Direction: Repeat the records below exactly.

Provided data:
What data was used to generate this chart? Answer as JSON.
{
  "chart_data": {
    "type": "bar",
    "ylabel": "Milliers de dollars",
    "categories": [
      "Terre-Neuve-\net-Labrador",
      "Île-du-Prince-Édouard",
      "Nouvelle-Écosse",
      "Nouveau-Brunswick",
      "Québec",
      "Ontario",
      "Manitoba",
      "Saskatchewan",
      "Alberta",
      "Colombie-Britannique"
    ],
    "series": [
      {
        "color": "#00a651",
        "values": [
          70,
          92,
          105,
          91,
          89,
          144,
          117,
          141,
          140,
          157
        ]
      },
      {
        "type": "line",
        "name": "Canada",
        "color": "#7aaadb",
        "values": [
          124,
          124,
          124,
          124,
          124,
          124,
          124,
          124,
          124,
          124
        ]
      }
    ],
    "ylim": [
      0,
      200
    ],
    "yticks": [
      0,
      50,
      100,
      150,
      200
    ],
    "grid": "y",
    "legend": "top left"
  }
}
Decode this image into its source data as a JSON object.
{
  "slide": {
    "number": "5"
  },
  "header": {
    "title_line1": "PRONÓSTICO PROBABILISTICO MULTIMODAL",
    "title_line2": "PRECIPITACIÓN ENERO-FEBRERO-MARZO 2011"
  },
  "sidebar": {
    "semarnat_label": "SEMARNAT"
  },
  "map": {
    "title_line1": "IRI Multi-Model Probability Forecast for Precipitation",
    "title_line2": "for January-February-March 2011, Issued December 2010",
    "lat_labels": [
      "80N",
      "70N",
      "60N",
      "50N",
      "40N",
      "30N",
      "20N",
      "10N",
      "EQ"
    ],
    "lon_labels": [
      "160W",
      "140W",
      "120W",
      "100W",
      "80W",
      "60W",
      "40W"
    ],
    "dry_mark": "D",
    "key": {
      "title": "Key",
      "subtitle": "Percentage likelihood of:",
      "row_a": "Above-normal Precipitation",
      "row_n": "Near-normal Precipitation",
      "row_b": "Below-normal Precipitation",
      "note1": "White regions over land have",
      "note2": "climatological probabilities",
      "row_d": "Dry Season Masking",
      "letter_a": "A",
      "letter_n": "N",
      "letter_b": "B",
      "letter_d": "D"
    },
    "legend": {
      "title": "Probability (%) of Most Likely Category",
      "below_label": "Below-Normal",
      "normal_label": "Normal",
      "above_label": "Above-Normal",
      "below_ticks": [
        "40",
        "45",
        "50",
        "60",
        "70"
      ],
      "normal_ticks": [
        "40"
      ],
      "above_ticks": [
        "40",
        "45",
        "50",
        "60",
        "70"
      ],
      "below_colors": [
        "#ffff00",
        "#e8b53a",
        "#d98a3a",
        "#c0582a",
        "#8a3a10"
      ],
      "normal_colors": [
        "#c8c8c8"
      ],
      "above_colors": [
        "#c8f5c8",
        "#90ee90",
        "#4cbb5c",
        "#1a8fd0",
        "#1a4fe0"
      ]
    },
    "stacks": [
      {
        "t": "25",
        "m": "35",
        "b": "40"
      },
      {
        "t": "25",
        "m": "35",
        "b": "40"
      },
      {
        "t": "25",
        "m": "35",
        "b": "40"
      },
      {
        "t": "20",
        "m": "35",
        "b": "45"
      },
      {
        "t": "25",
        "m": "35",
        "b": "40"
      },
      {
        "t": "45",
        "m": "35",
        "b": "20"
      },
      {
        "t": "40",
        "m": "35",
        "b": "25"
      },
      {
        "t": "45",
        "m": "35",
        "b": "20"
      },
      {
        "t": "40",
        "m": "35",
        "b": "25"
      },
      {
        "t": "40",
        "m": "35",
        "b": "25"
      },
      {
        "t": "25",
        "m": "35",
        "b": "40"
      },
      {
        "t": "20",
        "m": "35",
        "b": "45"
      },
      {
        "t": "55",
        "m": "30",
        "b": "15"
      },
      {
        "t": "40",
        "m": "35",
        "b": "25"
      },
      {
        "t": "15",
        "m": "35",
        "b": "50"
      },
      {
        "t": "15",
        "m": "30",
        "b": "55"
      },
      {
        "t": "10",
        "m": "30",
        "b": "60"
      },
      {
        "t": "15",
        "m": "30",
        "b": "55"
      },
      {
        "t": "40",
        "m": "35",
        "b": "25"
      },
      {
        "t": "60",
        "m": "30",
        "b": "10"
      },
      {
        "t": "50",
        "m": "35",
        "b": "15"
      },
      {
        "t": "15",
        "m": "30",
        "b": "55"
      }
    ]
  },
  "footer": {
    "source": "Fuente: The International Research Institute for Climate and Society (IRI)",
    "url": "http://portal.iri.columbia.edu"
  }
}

Expected answer:
What data was used to generate this chart? Answer as JSON.
{
  "chart_data": {
    "type": "bar",
    "ylabel": "Milliers de dollars",
    "categories": [
      "Terre-Neuve-\net-Labrador",
      "Île-du-Prince-Édouard",
      "Nouvelle-Écosse",
      "Nouveau-Brunswick",
      "Québec",
      "Ontario",
      "Manitoba",
      "Saskatchewan",
      "Alberta",
      "Colombie-Britannique"
    ],
    "series": [
      {
        "color": "#00a651",
        "values": [
          70,
          92,
          105,
          91,
          89,
          144,
          117,
          141,
          140,
          157
        ]
      },
      {
        "type": "line",
        "name": "Canada",
        "color": "#7aaadb",
        "values": [
          124,
          124,
          124,
          124,
          124,
          124,
          124,
          124,
          124,
          124
        ]
      }
    ],
    "ylim": [
      0,
      200
    ],
    "yticks": [
      0,
      50,
      100,
      150,
      200
    ],
    "grid": "y",
    "legend": "top left"
  }
}
Decode this image into its source data as a JSON object.
{
  "slide": {
    "number": "5"
  },
  "header": {
    "title_line1": "PRONÓSTICO PROBABILISTICO MULTIMODAL",
    "title_line2": "PRECIPITACIÓN ENERO-FEBRERO-MARZO 2011"
  },
  "sidebar": {
    "semarnat_label": "SEMARNAT"
  },
  "map": {
    "title_line1": "IRI Multi-Model Probability Forecast for Precipitation",
    "title_line2": "for January-February-March 2011, Issued December 2010",
    "lat_labels": [
      "80N",
      "70N",
      "60N",
      "50N",
      "40N",
      "30N",
      "20N",
      "10N",
      "EQ"
    ],
    "lon_labels": [
      "160W",
      "140W",
      "120W",
      "100W",
      "80W",
      "60W",
      "40W"
    ],
    "dry_mark": "D",
    "key": {
      "title": "Key",
      "subtitle": "Percentage likelihood of:",
      "row_a": "Above-normal Precipitation",
      "row_n": "Near-normal Precipitation",
      "row_b": "Below-normal Precipitation",
      "note1": "White regions over land have",
      "note2": "climatological probabilities",
      "row_d": "Dry Season Masking",
      "letter_a": "A",
      "letter_n": "N",
      "letter_b": "B",
      "letter_d": "D"
    },
    "legend": {
      "title": "Probability (%) of Most Likely Category",
      "below_label": "Below-Normal",
      "normal_label": "Normal",
      "above_label": "Above-Normal",
      "below_ticks": [
        "40",
        "45",
        "50",
        "60",
        "70"
      ],
      "normal_ticks": [
        "40"
      ],
      "above_ticks": [
        "40",
        "45",
        "50",
        "60",
        "70"
      ],
      "below_colors": [
        "#ffff00",
        "#e8b53a",
        "#d98a3a",
        "#c0582a",
        "#8a3a10"
      ],
      "normal_colors": [
        "#c8c8c8"
      ],
      "above_colors": [
        "#c8f5c8",
        "#90ee90",
        "#4cbb5c",
        "#1a8fd0",
        "#1a4fe0"
      ]
    },
    "stacks": [
      {
        "t": "25",
        "m": "35",
        "b": "40"
      },
      {
        "t": "25",
        "m": "35",
        "b": "40"
      },
      {
        "t": "25",
        "m": "35",
        "b": "40"
      },
      {
        "t": "20",
        "m": "35",
        "b": "45"
      },
      {
        "t": "25",
        "m": "35",
        "b": "40"
      },
      {
        "t": "45",
        "m": "35",
        "b": "20"
      },
      {
        "t": "40",
        "m": "35",
        "b": "25"
      },
      {
        "t": "45",
        "m": "35",
        "b": "20"
      },
      {
        "t": "40",
        "m": "35",
        "b": "25"
      },
      {
        "t": "40",
        "m": "35",
        "b": "25"
      },
      {
        "t": "25",
        "m": "35",
        "b": "40"
      },
      {
        "t": "20",
        "m": "35",
        "b": "45"
      },
      {
        "t": "55",
        "m": "30",
        "b": "15"
      },
      {
        "t": "40",
        "m": "35",
        "b": "25"
      },
      {
        "t": "15",
        "m": "35",
        "b": "50"
      },
      {
        "t": "15",
        "m": "30",
        "b": "55"
      },
      {
        "t": "10",
        "m": "30",
        "b": "60"
      },
      {
        "t": "15",
        "m": "30",
        "b": "55"
      },
      {
        "t": "40",
        "m": "35",
        "b": "25"
      },
      {
        "t": "60",
        "m": "30",
        "b": "10"
      },
      {
        "t": "50",
        "m": "35",
        "b": "15"
      },
      {
        "t": "15",
        "m": "30",
        "b": "55"
      }
    ]
  },
  "footer": {
    "source": "Fuente: The International Research Institute for Climate and Society (IRI)",
    "url": "http://portal.iri.columbia.edu"
  }
}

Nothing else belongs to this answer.